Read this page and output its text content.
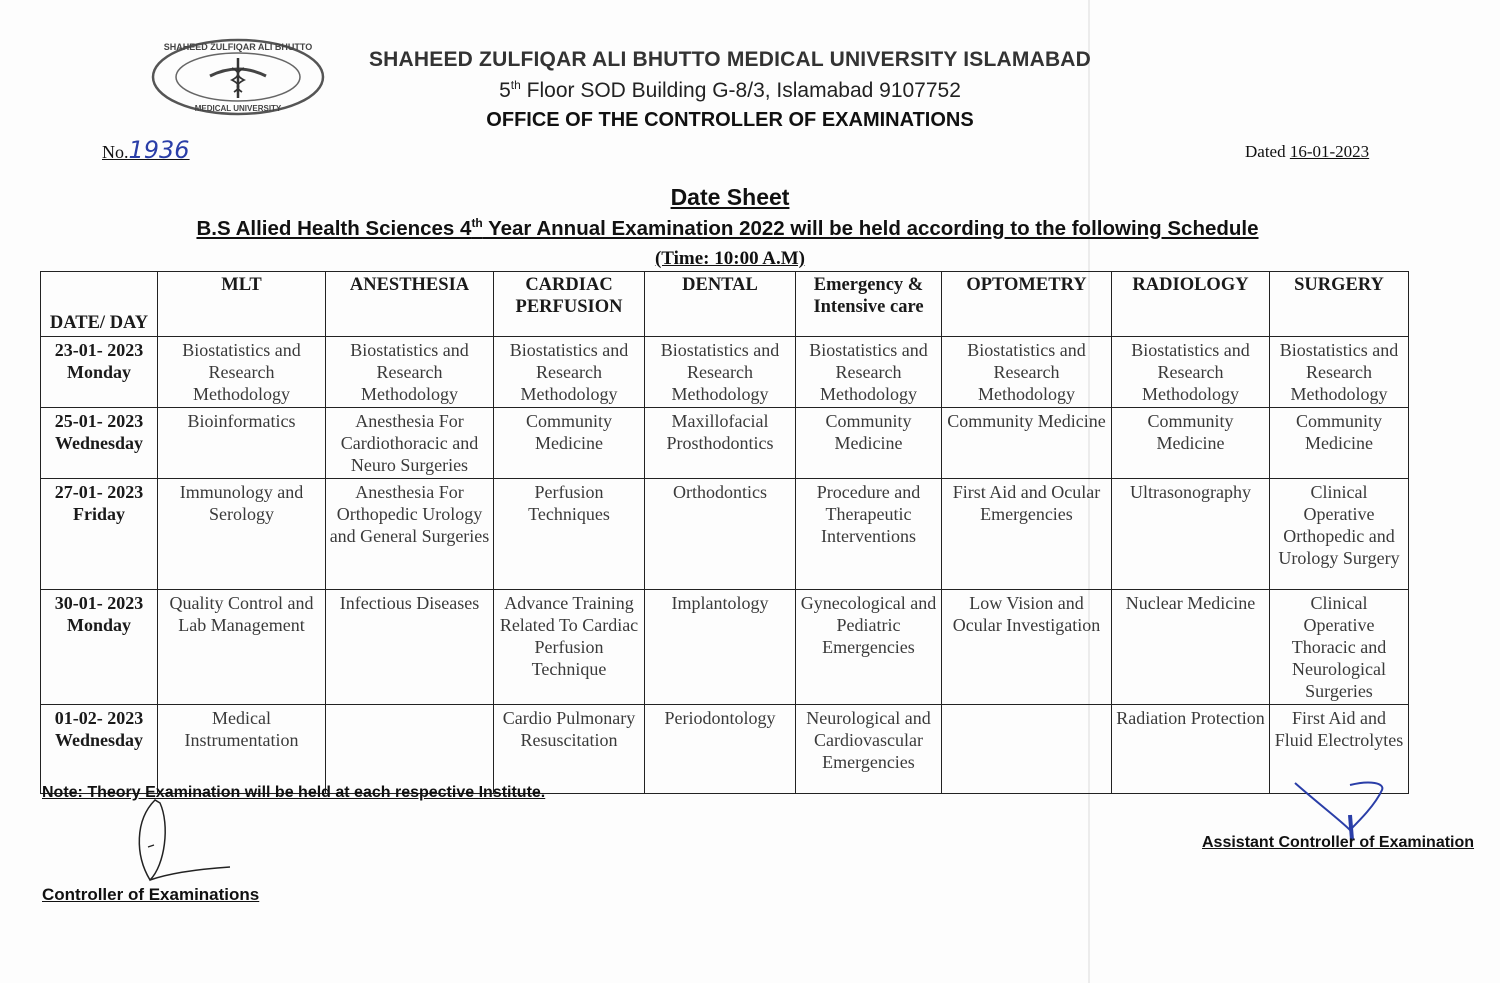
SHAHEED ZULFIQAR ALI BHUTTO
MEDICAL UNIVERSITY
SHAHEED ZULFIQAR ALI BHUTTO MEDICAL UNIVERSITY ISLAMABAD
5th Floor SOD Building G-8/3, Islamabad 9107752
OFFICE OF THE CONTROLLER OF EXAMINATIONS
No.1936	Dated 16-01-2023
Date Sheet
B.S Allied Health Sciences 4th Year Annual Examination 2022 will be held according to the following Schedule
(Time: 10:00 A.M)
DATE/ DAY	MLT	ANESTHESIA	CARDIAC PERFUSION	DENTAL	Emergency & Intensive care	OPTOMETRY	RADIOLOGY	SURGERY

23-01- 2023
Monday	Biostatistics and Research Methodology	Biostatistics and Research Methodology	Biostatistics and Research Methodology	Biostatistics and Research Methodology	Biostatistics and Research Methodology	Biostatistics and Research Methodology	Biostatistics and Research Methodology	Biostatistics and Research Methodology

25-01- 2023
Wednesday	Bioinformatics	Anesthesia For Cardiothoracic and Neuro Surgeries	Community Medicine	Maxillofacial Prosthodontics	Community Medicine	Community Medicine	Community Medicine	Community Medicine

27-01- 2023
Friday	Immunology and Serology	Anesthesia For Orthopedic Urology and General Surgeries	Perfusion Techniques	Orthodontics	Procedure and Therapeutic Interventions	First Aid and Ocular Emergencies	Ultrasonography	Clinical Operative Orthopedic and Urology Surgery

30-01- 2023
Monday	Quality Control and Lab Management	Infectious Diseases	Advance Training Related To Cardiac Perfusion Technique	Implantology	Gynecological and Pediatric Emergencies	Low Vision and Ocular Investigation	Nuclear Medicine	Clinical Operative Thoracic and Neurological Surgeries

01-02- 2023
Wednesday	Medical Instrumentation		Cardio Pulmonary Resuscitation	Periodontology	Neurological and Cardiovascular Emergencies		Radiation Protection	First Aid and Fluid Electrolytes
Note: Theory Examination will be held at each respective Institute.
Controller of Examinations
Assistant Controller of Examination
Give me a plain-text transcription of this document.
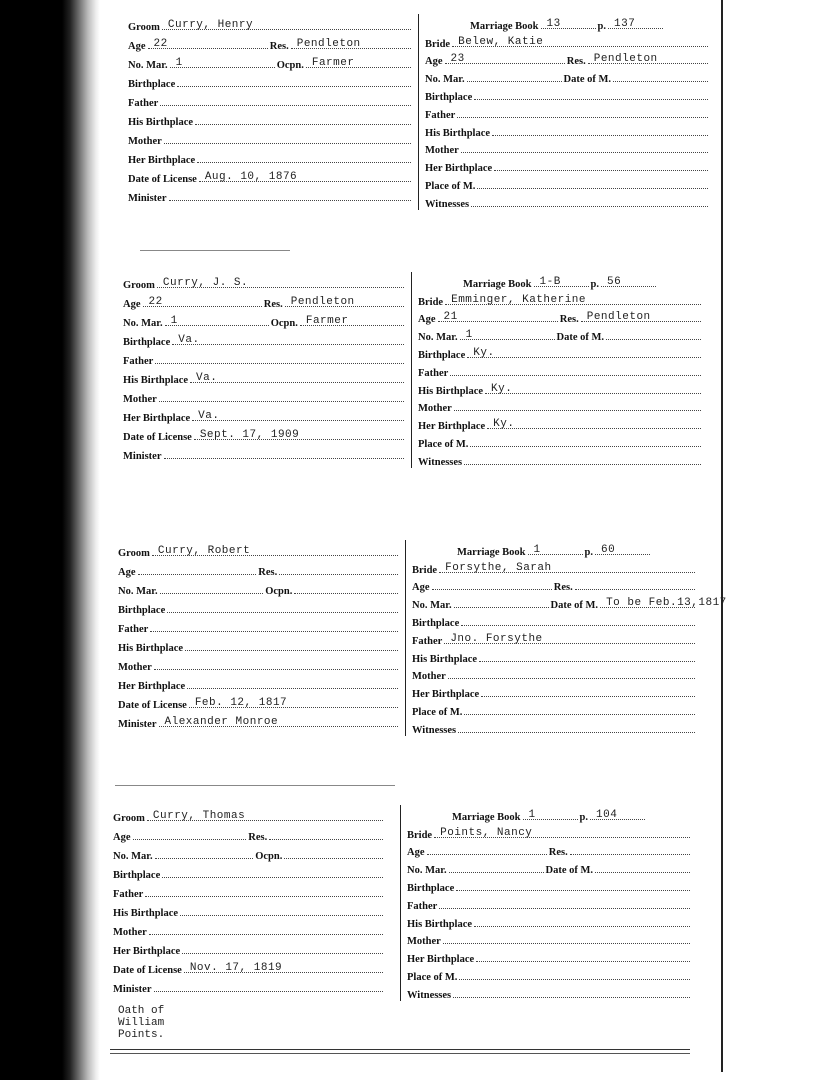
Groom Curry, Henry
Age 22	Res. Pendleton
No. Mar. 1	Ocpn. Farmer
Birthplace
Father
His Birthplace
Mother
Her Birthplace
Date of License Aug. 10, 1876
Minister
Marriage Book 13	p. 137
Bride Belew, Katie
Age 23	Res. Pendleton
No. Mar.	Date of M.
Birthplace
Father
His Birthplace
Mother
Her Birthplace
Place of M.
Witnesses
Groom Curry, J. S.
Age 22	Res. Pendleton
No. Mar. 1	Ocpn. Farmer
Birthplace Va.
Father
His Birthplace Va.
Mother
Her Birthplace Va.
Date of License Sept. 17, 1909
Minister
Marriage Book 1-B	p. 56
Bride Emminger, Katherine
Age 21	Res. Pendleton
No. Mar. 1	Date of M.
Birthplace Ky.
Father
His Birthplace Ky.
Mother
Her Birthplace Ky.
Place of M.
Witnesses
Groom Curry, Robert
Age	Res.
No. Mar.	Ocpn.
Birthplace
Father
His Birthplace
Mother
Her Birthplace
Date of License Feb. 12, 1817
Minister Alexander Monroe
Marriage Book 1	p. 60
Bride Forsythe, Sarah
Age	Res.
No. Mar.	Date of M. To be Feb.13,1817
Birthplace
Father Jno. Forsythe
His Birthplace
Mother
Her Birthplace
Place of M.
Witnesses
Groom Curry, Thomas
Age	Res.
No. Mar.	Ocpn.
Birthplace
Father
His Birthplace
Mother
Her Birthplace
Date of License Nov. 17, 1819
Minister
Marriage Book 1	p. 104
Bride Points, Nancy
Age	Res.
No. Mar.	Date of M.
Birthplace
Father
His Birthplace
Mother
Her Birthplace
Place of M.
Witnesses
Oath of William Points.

++++++

Gather each line in the entries above where the string "Operative" is found.

Response for this exercise ::
Friday	Immunology and Serology	Anesthesia For Orthopedic Urology and General Surgeries	Perfusion Techniques	Orthodontics	Procedure and Therapeutic Interventions	First Aid and Ocular Emergencies	Ultrasonography	Clinical Operative Orthopedic and Urology Surgery
Monday	Quality Control and Lab Management	Infectious Diseases	Advance Training Related To Cardiac Perfusion Technique	Implantology	Gynecological and Pediatric Emergencies	Low Vision and Ocular Investigation	Nuclear Medicine	Clinical Operative Thoracic and Neurological Surgeries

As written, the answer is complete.